* Work to be completed
Copy out all the lines where "data" shows up.

* Provided records
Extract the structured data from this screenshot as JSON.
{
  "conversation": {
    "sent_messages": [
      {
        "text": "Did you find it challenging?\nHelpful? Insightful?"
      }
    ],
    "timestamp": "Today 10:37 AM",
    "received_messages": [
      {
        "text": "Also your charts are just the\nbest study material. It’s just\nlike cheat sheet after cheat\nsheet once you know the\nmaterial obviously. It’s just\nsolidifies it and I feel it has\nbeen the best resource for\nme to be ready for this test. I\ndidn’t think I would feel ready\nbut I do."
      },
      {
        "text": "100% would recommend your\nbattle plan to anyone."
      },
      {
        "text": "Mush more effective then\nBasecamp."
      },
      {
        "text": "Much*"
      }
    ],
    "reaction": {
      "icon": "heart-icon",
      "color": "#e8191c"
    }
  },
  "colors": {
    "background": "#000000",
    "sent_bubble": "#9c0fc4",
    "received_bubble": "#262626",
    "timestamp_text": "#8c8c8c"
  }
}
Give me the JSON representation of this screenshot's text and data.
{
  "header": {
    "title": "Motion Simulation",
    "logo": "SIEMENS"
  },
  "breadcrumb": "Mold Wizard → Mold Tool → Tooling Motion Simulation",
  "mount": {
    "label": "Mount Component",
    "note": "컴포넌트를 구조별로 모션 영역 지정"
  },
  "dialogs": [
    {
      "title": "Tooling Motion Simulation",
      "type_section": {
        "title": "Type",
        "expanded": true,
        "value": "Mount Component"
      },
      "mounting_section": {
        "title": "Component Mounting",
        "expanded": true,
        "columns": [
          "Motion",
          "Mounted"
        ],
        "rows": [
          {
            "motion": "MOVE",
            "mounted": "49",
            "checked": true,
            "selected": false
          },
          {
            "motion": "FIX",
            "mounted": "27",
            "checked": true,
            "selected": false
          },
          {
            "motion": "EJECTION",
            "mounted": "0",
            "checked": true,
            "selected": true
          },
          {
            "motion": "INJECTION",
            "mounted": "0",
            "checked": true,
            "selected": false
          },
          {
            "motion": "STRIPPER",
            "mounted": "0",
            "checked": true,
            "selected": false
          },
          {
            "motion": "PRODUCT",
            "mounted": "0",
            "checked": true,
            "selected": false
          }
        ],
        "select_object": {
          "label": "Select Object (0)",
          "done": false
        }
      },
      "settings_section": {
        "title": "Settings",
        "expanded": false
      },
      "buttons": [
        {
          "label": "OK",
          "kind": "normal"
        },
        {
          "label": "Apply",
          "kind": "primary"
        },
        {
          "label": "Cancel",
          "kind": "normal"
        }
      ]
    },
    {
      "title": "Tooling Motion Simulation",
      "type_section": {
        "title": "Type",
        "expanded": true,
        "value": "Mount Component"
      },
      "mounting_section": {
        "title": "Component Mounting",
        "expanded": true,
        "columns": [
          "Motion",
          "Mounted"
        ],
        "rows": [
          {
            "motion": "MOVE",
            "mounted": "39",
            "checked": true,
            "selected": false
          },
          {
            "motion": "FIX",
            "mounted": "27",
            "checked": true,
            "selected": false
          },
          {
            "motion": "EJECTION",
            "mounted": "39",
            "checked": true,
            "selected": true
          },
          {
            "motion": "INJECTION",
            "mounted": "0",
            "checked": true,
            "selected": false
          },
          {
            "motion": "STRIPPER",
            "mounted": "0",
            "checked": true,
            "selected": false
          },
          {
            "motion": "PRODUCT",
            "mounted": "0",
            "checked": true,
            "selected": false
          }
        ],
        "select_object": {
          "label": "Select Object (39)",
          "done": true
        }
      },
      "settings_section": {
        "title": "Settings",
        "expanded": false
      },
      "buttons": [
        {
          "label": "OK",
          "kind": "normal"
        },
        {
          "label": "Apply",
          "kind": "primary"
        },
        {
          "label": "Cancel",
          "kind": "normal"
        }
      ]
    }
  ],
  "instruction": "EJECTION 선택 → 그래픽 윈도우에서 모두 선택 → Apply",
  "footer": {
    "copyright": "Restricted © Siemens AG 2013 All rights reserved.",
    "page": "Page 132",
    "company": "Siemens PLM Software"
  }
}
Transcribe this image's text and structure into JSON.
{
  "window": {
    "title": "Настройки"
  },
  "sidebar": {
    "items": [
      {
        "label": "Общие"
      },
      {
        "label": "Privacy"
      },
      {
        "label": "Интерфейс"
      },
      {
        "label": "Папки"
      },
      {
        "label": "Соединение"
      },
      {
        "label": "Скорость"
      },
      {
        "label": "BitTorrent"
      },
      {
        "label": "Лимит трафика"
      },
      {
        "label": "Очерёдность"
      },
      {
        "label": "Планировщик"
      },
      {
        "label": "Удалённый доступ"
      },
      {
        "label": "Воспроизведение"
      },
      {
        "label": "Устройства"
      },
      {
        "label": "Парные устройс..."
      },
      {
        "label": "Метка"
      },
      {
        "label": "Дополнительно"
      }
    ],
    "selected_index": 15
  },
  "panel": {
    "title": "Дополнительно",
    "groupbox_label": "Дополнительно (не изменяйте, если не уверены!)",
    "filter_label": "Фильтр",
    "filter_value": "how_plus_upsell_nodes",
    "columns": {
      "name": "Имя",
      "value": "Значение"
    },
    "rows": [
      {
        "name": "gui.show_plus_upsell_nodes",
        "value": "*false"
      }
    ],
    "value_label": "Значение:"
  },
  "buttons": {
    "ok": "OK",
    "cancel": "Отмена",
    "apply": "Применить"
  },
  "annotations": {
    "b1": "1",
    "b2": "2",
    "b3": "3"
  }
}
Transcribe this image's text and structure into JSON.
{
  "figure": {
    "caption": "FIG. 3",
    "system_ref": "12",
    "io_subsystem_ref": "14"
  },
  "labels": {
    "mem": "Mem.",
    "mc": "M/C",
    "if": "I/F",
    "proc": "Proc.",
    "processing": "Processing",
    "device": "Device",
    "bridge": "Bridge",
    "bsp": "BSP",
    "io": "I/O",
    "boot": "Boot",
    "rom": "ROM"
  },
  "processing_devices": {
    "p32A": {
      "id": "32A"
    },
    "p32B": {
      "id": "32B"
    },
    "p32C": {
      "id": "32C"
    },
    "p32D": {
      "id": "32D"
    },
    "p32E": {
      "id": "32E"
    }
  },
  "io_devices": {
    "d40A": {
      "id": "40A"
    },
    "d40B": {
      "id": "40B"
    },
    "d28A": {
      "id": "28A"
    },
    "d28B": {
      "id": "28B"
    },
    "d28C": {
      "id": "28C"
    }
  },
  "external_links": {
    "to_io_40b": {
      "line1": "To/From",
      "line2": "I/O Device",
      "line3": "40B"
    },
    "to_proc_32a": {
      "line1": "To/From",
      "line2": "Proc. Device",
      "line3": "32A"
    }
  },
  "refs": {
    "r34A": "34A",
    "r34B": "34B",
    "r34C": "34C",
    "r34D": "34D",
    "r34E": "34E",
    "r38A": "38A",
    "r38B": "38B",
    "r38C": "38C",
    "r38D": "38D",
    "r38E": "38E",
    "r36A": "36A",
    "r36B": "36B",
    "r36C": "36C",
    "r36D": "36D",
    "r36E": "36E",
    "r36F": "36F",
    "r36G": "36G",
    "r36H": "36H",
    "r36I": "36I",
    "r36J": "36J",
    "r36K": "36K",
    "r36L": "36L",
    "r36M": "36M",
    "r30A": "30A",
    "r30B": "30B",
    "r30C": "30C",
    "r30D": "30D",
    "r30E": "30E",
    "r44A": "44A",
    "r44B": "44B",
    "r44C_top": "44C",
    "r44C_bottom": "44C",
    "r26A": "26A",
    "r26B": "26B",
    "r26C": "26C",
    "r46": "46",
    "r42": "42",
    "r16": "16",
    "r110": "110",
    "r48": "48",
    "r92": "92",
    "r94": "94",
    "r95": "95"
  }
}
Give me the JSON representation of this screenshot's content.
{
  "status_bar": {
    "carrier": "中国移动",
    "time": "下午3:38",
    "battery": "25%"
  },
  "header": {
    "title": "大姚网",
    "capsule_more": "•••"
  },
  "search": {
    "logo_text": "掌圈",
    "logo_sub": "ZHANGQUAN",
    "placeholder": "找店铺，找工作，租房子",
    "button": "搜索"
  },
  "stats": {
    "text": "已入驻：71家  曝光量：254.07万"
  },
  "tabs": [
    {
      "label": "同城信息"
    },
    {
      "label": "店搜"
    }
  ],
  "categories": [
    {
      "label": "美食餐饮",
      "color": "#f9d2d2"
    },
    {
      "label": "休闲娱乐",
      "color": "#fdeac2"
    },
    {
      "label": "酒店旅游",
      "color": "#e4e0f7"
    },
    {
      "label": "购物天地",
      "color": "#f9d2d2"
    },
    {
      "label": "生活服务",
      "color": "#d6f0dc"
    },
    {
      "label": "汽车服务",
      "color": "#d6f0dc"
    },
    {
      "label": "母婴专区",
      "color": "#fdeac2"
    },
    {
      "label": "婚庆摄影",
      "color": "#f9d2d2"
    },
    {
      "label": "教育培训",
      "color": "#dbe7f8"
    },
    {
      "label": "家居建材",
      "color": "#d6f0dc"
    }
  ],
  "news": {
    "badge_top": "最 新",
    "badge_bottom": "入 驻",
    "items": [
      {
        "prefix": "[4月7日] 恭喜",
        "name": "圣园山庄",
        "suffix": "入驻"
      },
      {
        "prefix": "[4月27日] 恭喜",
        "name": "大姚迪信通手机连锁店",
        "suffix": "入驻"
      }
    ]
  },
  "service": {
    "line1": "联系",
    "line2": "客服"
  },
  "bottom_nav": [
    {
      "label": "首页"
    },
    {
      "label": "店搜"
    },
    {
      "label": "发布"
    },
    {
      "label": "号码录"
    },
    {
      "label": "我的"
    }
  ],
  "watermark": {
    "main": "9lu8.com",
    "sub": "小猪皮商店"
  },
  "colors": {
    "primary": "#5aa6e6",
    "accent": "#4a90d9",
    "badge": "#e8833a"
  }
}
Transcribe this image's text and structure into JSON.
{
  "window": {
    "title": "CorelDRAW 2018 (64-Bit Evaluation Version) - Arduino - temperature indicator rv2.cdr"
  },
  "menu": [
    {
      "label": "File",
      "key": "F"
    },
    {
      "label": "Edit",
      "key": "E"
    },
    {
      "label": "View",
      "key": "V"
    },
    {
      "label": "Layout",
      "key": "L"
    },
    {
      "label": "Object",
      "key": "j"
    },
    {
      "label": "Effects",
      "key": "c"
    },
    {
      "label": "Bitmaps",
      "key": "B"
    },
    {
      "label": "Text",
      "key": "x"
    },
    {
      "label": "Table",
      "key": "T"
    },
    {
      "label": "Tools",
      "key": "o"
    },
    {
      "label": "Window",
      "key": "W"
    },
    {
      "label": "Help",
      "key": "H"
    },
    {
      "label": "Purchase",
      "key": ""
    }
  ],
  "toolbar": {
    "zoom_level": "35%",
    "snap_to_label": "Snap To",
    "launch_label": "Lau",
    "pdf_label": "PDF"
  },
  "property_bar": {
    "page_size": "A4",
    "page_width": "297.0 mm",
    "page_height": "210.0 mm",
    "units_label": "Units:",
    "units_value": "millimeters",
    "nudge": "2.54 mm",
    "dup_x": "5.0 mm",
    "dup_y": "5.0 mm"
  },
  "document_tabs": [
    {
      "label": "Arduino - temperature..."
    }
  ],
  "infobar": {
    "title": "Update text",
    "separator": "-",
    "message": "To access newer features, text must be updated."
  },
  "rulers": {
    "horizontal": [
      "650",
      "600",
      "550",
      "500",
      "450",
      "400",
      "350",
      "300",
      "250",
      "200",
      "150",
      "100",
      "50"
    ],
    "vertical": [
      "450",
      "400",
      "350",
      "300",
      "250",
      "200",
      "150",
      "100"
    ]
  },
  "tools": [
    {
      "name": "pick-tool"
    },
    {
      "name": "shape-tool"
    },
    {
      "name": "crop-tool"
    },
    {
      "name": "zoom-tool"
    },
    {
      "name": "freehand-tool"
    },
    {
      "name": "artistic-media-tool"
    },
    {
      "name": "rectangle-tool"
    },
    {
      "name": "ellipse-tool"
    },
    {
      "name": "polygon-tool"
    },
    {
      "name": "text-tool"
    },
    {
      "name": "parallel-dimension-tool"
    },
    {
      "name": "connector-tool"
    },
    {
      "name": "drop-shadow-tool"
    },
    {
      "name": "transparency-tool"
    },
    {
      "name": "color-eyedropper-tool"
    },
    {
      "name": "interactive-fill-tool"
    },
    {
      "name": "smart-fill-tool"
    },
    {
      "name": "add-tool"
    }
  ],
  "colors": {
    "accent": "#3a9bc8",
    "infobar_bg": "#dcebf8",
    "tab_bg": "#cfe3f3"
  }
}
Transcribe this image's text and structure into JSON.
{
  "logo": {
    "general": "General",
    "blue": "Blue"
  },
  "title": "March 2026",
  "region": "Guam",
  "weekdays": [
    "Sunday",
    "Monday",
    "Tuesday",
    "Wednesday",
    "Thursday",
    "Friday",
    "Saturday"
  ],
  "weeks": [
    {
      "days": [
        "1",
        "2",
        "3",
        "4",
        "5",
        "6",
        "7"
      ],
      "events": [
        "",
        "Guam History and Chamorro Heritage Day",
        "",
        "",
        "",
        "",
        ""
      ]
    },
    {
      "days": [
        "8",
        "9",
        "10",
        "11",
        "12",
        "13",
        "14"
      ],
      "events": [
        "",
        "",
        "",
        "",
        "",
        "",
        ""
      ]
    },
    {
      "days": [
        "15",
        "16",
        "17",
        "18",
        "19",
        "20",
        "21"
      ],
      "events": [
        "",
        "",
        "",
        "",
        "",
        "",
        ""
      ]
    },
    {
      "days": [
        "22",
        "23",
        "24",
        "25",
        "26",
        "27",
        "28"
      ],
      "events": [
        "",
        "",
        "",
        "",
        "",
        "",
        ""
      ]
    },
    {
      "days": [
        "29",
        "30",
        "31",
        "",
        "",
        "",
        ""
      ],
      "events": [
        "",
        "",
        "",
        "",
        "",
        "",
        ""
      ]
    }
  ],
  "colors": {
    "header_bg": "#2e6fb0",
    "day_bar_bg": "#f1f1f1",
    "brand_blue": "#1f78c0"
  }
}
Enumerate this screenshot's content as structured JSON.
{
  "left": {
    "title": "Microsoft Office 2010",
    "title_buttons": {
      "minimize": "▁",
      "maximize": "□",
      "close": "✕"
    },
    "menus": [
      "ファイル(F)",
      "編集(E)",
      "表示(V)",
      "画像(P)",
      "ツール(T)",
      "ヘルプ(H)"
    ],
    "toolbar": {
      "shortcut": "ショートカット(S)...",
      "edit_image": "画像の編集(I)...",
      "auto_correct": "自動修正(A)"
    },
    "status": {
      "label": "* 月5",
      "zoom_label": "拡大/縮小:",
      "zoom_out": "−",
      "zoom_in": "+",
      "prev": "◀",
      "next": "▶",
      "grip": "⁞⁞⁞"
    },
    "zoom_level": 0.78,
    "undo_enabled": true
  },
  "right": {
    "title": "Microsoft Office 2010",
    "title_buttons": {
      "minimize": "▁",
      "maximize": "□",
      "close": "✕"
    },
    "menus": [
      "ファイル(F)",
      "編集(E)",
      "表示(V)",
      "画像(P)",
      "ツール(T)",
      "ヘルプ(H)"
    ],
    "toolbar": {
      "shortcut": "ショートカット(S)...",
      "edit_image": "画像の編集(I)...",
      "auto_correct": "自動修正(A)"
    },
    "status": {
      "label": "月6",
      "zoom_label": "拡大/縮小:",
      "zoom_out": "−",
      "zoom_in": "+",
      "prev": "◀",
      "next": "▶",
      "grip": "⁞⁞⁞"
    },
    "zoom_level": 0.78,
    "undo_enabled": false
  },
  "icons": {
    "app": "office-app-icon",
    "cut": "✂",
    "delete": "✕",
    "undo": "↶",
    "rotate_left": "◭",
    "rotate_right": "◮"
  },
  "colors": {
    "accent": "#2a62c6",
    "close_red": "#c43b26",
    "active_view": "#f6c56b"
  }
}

* Finished answer
Extract the structured data from this screenshot as JSON.
Give me the JSON representation of this screenshot's text and data.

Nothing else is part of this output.